WHAT YOU ARE ASKED TO DO —
Scan the listing below. Report each line that includes "tanto".

Stored entries —

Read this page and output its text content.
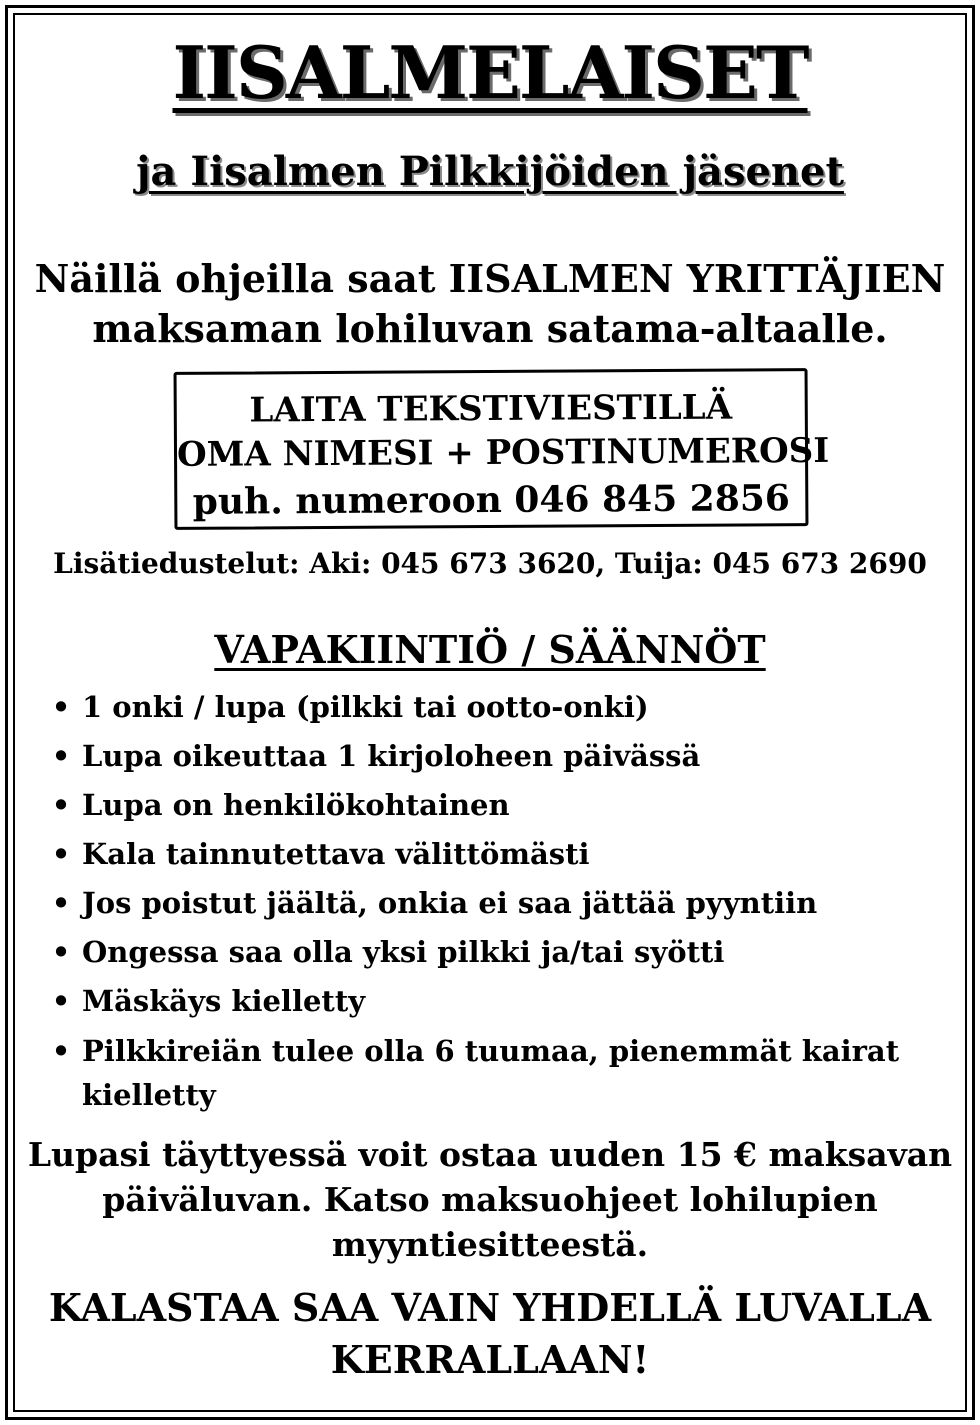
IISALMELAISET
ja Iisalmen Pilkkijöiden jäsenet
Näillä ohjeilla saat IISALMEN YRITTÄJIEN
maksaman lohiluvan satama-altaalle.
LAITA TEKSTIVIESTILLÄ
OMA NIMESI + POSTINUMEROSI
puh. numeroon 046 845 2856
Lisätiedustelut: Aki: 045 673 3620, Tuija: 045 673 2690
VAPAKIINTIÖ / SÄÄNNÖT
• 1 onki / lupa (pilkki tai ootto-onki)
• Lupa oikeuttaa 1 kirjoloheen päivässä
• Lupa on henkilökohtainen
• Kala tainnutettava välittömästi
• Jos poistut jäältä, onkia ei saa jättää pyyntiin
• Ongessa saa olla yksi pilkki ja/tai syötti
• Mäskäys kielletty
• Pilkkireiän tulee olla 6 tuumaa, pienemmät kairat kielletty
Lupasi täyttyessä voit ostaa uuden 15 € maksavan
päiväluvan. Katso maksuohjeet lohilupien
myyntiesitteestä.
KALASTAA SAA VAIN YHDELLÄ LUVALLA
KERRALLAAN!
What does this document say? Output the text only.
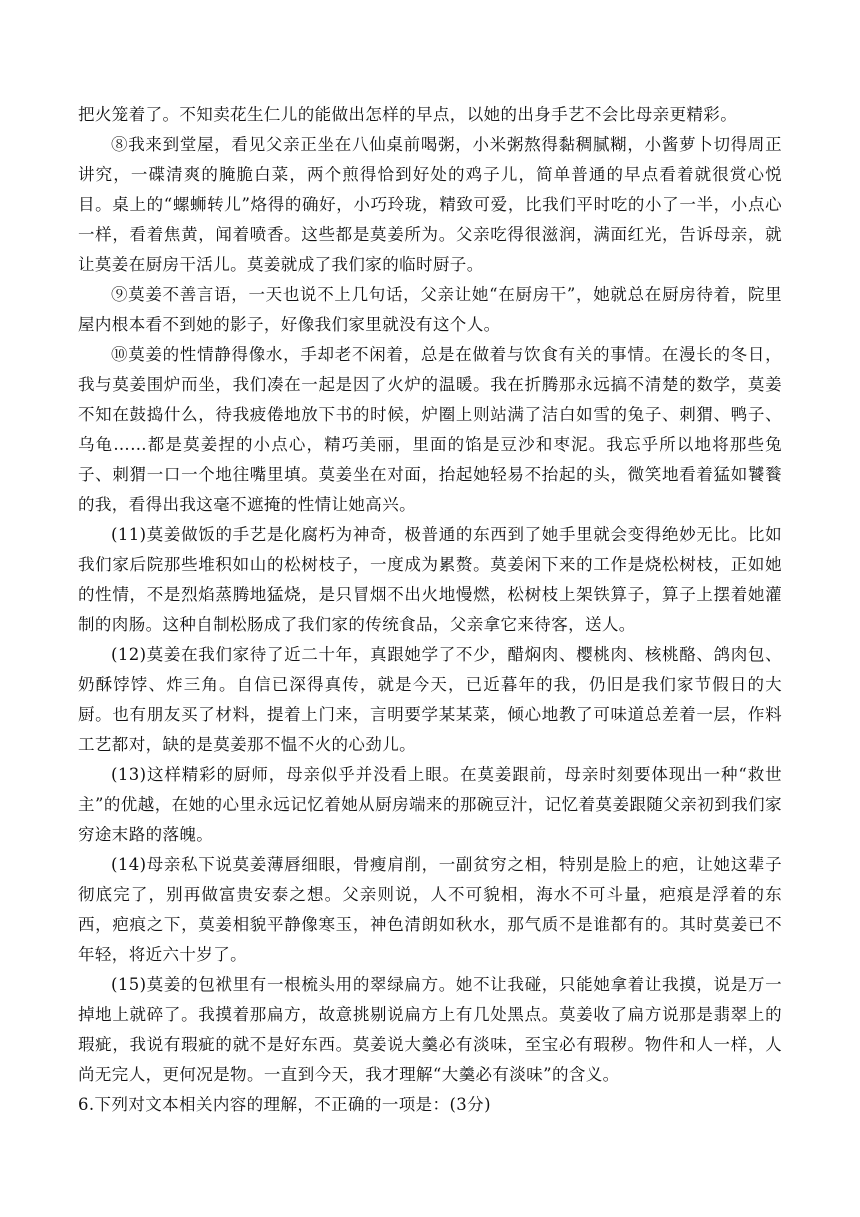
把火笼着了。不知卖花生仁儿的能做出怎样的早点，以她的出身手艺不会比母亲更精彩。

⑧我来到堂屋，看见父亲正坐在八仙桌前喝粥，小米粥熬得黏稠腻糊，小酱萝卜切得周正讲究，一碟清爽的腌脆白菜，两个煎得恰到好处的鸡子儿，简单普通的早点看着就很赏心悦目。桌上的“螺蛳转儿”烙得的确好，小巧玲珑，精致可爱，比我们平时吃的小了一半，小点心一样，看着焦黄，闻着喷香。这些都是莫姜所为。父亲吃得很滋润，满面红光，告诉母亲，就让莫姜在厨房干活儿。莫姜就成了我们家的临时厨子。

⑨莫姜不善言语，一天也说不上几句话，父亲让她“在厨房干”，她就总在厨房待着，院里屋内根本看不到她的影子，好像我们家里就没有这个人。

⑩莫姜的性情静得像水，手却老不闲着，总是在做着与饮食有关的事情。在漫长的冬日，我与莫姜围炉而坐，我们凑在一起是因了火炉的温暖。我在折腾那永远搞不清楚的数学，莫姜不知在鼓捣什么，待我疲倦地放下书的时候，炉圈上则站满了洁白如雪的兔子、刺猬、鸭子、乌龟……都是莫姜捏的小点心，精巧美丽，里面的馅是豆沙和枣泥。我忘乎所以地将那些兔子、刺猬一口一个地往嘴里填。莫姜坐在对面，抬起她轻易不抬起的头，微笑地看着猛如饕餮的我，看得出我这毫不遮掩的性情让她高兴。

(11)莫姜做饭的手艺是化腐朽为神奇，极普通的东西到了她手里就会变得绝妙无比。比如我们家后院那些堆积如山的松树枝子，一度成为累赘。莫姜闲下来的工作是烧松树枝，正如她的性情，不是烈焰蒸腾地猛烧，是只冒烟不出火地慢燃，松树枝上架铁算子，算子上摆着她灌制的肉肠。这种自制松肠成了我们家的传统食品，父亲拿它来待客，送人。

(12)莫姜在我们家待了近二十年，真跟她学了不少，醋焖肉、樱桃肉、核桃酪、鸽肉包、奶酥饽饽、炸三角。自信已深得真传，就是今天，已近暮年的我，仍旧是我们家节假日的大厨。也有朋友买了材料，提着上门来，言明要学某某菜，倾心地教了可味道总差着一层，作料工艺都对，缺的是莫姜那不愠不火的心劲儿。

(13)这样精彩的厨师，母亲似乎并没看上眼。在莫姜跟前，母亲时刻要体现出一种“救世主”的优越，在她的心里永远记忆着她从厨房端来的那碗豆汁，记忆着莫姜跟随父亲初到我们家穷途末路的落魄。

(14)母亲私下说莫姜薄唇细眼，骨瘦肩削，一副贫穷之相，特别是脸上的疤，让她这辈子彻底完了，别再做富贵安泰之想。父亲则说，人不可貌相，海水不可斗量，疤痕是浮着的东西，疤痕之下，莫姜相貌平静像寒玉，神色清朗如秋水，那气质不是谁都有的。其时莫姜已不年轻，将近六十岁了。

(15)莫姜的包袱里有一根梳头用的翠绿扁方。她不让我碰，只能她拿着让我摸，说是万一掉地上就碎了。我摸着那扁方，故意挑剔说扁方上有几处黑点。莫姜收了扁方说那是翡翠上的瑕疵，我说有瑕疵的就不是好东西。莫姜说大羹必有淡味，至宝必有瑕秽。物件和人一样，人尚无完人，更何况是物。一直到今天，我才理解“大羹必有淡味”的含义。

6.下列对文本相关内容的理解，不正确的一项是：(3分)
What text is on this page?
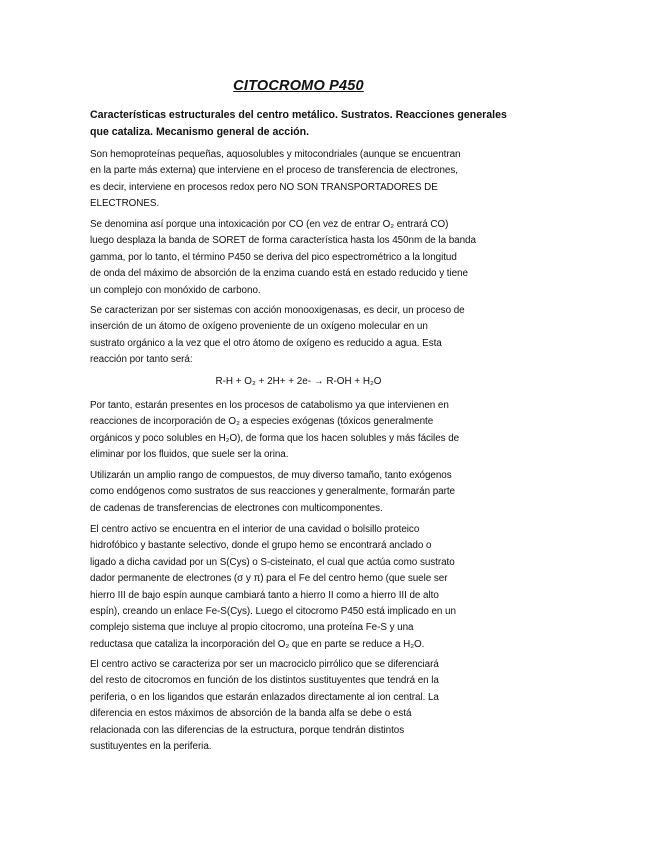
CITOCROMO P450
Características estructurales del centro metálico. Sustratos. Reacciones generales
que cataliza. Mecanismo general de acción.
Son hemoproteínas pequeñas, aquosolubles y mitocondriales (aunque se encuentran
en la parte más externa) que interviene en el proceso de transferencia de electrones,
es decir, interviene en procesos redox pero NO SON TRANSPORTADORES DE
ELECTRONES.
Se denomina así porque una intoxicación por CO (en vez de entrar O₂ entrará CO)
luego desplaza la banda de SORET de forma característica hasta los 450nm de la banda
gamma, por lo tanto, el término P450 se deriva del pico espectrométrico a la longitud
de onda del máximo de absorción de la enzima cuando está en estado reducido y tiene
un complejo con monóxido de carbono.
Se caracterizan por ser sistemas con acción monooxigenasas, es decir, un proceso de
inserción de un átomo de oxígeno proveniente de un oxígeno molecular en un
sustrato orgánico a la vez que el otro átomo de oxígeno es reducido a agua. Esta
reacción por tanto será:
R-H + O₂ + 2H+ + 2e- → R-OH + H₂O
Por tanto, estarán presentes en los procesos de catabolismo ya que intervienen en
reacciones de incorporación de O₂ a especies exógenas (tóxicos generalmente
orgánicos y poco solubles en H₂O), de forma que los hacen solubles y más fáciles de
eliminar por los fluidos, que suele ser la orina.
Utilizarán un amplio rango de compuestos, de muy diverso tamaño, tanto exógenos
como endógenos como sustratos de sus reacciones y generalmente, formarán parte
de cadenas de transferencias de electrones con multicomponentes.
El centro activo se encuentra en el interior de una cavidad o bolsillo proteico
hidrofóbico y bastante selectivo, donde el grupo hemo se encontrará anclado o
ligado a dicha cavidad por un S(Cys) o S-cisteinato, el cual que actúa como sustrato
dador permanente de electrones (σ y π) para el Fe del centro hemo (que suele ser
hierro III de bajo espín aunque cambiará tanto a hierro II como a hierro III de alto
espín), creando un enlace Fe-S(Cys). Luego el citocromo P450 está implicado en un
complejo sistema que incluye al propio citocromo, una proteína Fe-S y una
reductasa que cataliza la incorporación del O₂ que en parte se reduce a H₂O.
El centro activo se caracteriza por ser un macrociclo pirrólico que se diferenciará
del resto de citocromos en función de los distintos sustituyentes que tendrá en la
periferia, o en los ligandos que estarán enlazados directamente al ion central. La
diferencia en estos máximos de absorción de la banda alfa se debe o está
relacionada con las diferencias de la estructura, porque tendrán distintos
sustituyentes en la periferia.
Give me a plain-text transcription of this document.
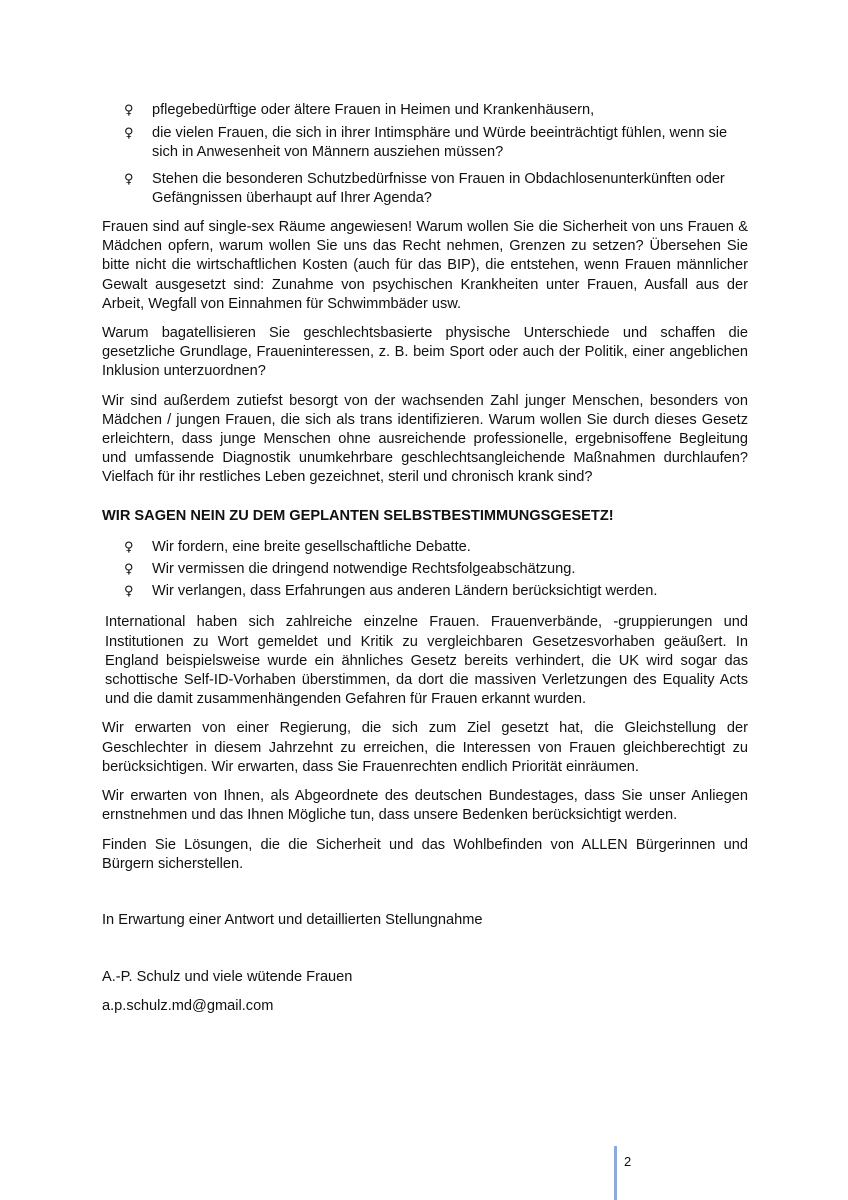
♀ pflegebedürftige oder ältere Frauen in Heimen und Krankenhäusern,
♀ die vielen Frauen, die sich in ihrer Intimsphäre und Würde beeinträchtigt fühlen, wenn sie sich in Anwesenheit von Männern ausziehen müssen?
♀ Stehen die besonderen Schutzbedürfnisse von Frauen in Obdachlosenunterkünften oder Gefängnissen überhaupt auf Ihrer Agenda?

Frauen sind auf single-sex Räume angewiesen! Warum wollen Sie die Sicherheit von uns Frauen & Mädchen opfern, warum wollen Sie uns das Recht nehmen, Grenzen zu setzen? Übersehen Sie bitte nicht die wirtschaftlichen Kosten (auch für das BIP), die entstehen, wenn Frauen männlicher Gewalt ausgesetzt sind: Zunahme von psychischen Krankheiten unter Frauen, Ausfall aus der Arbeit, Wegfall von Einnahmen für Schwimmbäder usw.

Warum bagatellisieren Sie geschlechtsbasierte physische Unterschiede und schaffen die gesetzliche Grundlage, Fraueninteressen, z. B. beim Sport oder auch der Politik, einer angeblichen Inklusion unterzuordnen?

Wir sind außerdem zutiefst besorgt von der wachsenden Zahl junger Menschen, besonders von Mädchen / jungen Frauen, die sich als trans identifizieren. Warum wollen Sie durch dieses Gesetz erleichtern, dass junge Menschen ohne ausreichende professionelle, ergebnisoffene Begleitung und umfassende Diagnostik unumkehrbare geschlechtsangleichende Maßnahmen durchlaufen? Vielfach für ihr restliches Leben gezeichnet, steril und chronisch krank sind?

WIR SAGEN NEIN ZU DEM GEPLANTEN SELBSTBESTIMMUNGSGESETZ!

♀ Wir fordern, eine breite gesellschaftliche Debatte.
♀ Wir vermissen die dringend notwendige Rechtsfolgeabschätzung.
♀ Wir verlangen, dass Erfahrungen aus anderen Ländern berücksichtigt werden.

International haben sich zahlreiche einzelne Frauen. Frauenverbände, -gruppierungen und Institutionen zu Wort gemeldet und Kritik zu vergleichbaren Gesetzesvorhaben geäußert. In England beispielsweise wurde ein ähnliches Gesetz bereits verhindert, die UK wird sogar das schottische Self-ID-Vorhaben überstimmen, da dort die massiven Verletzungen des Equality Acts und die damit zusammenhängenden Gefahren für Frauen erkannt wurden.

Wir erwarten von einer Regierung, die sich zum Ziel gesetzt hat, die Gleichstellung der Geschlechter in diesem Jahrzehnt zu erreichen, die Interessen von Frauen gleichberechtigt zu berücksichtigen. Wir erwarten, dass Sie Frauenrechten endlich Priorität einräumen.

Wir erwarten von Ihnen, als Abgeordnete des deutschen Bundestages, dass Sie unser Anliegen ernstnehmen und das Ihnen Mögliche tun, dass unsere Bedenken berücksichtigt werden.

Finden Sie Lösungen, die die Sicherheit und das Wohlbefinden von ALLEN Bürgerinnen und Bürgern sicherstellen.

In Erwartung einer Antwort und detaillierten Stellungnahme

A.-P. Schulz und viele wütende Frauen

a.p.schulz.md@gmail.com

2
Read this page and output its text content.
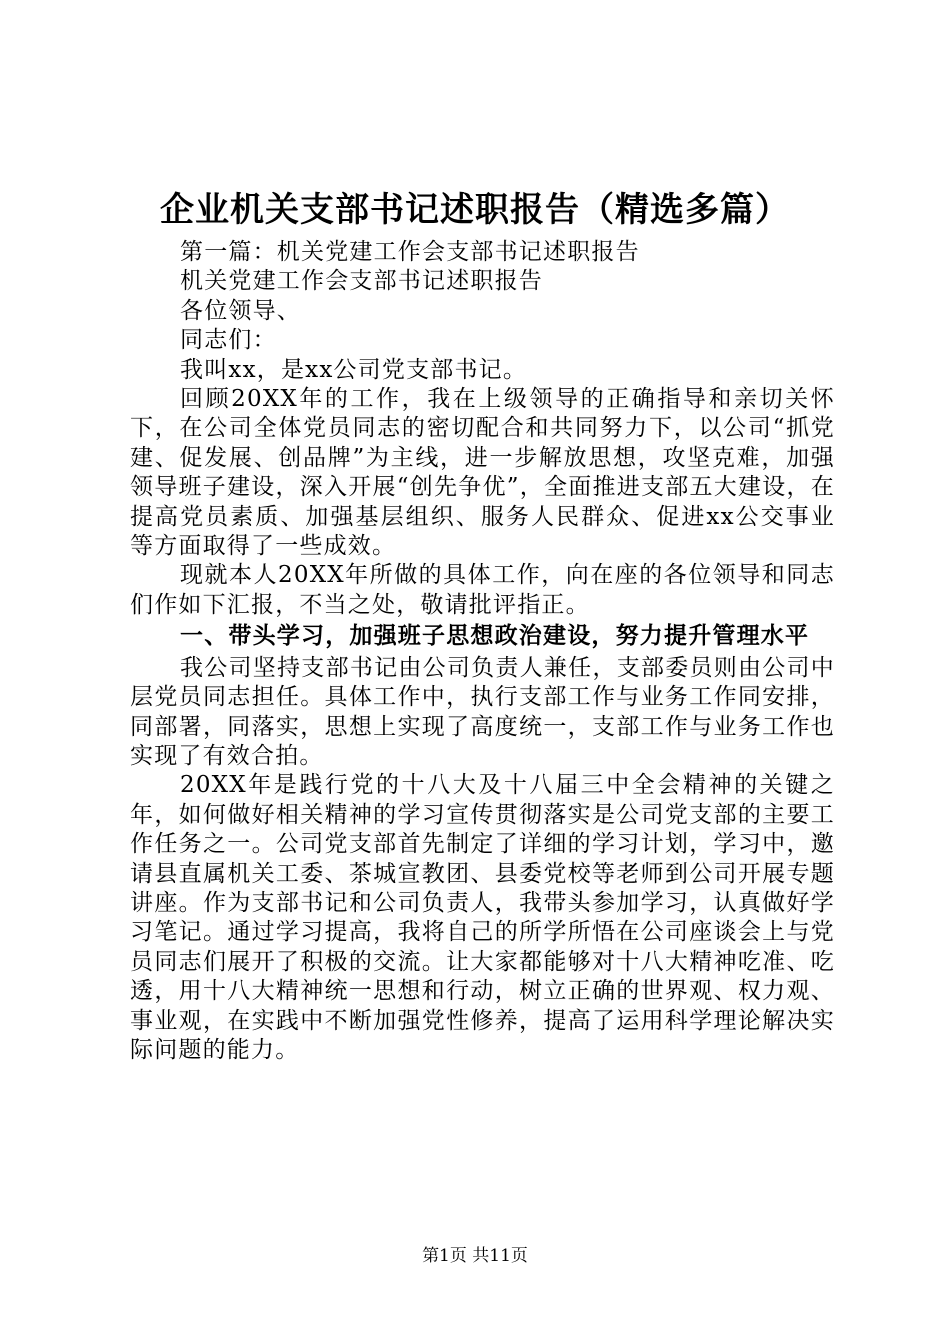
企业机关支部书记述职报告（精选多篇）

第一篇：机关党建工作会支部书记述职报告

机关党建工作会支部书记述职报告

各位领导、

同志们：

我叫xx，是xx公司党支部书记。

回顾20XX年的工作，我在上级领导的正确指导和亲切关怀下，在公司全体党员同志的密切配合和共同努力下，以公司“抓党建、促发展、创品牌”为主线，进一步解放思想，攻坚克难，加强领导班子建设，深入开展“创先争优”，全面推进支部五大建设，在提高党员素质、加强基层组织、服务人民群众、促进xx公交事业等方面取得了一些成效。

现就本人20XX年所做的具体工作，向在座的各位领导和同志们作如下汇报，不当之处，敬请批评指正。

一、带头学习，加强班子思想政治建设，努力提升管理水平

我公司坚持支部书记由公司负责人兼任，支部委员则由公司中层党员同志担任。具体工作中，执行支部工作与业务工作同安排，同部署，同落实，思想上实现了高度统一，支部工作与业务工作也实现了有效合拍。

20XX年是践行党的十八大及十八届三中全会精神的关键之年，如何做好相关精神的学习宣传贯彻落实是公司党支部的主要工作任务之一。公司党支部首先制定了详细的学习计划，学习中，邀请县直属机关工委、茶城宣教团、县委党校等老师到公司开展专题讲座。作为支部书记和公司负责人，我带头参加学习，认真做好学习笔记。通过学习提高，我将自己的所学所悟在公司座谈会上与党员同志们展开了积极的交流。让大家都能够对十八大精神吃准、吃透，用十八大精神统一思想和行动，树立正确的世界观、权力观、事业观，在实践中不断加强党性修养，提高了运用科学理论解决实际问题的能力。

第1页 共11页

ANSWER FOR THIS EXERCISE —
gamma, por lo tanto, el término P450 se deriva del pico espectrométrico a la longitud
reacción por tanto será:
Por tanto, estarán presentes en los procesos de catabolismo ya que intervienen en
Utilizarán un amplio rango de compuestos, de muy diverso tamaño, tanto exógenos
hierro III de bajo espín aunque cambiará tanto a hierro II como a hierro III de alto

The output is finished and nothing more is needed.